● Data section
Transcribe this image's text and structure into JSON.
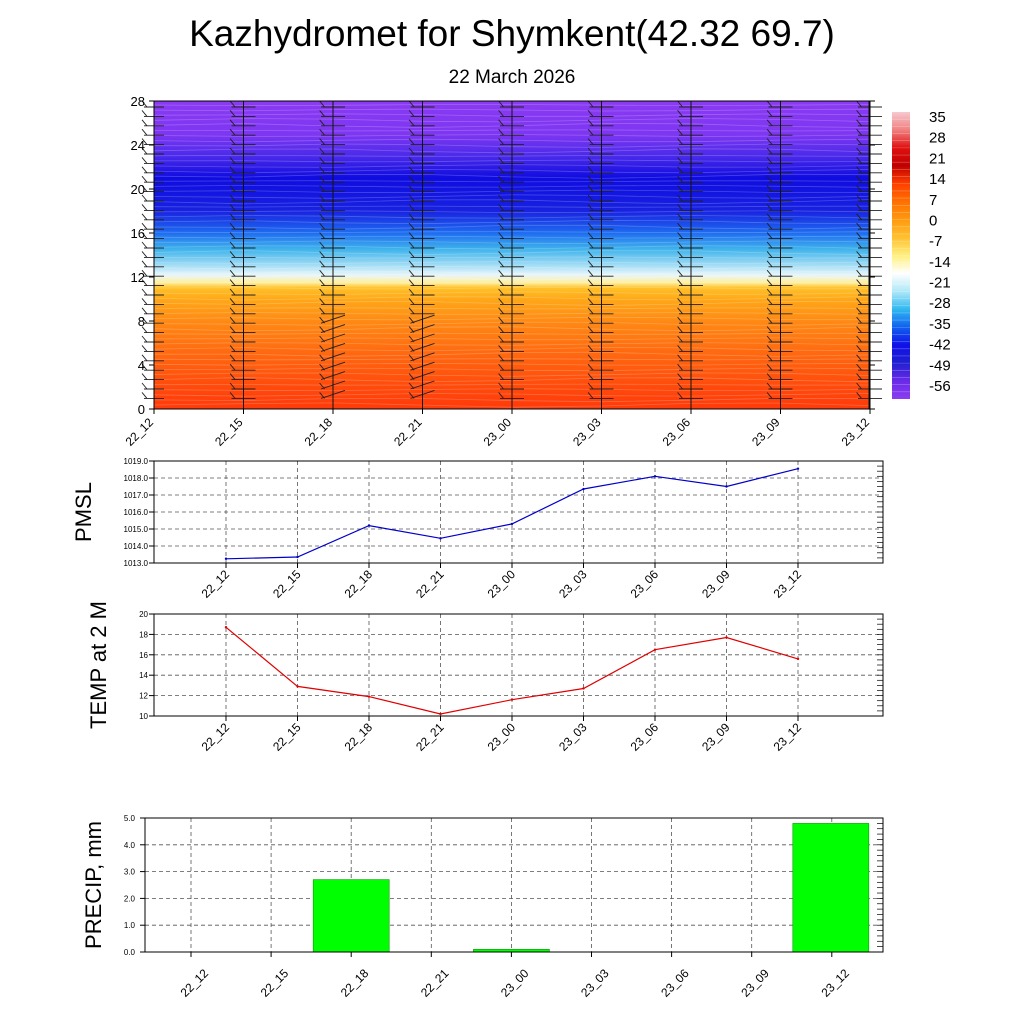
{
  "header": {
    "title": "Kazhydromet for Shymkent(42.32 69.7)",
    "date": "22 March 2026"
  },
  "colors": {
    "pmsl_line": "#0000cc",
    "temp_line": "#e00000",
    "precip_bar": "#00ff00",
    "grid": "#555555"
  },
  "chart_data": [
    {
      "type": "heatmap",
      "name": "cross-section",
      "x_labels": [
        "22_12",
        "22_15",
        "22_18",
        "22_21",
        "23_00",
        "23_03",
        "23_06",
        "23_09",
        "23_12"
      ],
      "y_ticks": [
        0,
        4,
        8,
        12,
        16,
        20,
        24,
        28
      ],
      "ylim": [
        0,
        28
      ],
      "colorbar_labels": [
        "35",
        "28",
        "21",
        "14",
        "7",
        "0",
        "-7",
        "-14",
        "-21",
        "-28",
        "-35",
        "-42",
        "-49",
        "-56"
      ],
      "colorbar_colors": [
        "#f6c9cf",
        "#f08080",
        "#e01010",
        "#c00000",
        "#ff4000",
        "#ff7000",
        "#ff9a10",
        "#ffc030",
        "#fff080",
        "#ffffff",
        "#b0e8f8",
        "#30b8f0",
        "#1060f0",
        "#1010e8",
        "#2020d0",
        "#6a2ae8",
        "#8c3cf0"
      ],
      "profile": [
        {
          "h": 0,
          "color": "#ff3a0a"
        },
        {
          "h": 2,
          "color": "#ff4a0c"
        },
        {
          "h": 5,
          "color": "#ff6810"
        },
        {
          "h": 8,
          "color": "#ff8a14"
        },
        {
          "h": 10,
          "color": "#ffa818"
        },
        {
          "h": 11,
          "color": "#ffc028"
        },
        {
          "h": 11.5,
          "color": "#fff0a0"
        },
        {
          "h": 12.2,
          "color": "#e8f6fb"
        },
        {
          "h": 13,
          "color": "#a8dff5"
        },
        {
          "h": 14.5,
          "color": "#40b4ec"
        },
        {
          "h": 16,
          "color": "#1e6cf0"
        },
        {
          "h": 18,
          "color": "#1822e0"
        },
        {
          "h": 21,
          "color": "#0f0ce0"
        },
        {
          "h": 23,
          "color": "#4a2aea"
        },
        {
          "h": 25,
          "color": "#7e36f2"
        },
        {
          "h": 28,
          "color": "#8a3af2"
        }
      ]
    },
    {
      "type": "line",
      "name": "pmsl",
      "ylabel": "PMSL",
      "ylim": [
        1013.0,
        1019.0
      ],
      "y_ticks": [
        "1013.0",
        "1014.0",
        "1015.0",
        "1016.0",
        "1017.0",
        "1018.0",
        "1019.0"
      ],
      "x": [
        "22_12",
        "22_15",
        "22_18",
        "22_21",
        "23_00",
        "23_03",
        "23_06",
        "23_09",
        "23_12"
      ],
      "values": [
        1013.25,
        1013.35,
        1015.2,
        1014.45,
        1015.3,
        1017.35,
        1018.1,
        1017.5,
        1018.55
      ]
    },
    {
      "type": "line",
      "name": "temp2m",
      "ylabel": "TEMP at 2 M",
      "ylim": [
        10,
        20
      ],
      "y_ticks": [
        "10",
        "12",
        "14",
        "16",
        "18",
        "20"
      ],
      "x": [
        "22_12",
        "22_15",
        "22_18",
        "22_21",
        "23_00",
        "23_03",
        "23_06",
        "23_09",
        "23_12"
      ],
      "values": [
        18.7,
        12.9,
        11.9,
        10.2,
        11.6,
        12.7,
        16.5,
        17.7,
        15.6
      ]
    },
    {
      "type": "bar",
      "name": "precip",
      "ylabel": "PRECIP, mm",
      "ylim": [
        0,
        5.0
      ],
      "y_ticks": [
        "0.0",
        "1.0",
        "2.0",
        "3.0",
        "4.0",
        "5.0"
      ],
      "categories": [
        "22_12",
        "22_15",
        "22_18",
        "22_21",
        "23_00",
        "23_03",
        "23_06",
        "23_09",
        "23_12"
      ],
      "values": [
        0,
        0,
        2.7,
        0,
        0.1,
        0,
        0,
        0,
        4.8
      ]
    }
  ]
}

...

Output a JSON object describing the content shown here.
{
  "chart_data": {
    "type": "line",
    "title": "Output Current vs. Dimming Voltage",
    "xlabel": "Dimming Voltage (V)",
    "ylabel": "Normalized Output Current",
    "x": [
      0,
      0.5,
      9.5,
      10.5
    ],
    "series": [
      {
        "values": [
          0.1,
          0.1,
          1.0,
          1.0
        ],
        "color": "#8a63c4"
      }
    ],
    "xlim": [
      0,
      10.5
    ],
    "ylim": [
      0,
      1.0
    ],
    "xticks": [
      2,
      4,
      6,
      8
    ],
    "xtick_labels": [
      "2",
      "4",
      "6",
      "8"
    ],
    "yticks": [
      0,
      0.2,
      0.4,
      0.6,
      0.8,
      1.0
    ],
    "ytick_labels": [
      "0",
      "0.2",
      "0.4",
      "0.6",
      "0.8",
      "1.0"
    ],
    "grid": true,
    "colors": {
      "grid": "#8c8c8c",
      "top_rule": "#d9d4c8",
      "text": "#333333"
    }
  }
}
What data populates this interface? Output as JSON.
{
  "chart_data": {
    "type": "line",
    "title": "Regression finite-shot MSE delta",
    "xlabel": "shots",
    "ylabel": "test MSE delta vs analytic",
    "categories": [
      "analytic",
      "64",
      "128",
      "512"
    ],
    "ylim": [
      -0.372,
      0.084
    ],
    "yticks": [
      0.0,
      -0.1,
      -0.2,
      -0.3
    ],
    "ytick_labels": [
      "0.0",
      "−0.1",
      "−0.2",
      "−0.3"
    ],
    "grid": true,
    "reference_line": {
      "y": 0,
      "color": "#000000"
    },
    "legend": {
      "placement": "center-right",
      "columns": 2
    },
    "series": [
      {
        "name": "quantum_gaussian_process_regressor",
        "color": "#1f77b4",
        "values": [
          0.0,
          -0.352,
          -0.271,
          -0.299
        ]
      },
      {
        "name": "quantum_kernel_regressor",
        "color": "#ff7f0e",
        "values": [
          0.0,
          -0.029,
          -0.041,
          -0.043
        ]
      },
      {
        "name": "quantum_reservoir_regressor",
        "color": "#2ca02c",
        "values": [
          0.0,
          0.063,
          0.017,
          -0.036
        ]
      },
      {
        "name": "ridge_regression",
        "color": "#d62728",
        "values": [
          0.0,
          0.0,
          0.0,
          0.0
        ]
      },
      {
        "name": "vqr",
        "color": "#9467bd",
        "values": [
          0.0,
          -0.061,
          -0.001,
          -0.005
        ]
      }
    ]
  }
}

● Task objective
Using the data above, copy each line that contains "ylabel".

● Written answer
      "ylabel": "PMSL",
      "ylabel": "TEMP at 2 M",
      "ylabel": "PRECIP, mm",
    "ylabel": "Normalized Output Current",
    "ylabel": "test MSE delta vs analytic",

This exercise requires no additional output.